"""
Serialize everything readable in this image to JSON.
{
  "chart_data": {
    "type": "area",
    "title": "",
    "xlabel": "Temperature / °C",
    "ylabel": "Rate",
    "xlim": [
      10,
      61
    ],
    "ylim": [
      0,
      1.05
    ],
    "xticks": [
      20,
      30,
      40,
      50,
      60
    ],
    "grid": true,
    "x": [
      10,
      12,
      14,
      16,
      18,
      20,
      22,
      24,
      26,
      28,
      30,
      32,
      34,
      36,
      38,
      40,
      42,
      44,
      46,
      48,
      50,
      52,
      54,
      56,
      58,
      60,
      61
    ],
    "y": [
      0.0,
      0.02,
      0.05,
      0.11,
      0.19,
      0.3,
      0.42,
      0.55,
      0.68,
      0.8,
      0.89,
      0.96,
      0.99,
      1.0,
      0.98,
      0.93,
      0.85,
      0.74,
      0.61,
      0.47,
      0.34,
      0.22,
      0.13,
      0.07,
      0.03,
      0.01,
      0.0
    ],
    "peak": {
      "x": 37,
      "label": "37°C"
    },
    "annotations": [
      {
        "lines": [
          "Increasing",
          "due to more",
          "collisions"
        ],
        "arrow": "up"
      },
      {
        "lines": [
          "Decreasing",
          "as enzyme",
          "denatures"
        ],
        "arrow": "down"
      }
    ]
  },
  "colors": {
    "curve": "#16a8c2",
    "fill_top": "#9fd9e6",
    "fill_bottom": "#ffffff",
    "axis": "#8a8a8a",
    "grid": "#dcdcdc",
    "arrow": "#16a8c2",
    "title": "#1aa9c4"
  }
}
"""
> What to work on: The entries above must be repeated word for word.

> Written reply:
Serialize everything readable in this image to JSON.
{
  "chart_data": {
    "type": "area",
    "title": "",
    "xlabel": "Temperature / °C",
    "ylabel": "Rate",
    "xlim": [
      10,
      61
    ],
    "ylim": [
      0,
      1.05
    ],
    "xticks": [
      20,
      30,
      40,
      50,
      60
    ],
    "grid": true,
    "x": [
      10,
      12,
      14,
      16,
      18,
      20,
      22,
      24,
      26,
      28,
      30,
      32,
      34,
      36,
      38,
      40,
      42,
      44,
      46,
      48,
      50,
      52,
      54,
      56,
      58,
      60,
      61
    ],
    "y": [
      0.0,
      0.02,
      0.05,
      0.11,
      0.19,
      0.3,
      0.42,
      0.55,
      0.68,
      0.8,
      0.89,
      0.96,
      0.99,
      1.0,
      0.98,
      0.93,
      0.85,
      0.74,
      0.61,
      0.47,
      0.34,
      0.22,
      0.13,
      0.07,
      0.03,
      0.01,
      0.0
    ],
    "peak": {
      "x": 37,
      "label": "37°C"
    },
    "annotations": [
      {
        "lines": [
          "Increasing",
          "due to more",
          "collisions"
        ],
        "arrow": "up"
      },
      {
        "lines": [
          "Decreasing",
          "as enzyme",
          "denatures"
        ],
        "arrow": "down"
      }
    ]
  },
  "colors": {
    "curve": "#16a8c2",
    "fill_top": "#9fd9e6",
    "fill_bottom": "#ffffff",
    "axis": "#8a8a8a",
    "grid": "#dcdcdc",
    "arrow": "#16a8c2",
    "title": "#1aa9c4"
  }
}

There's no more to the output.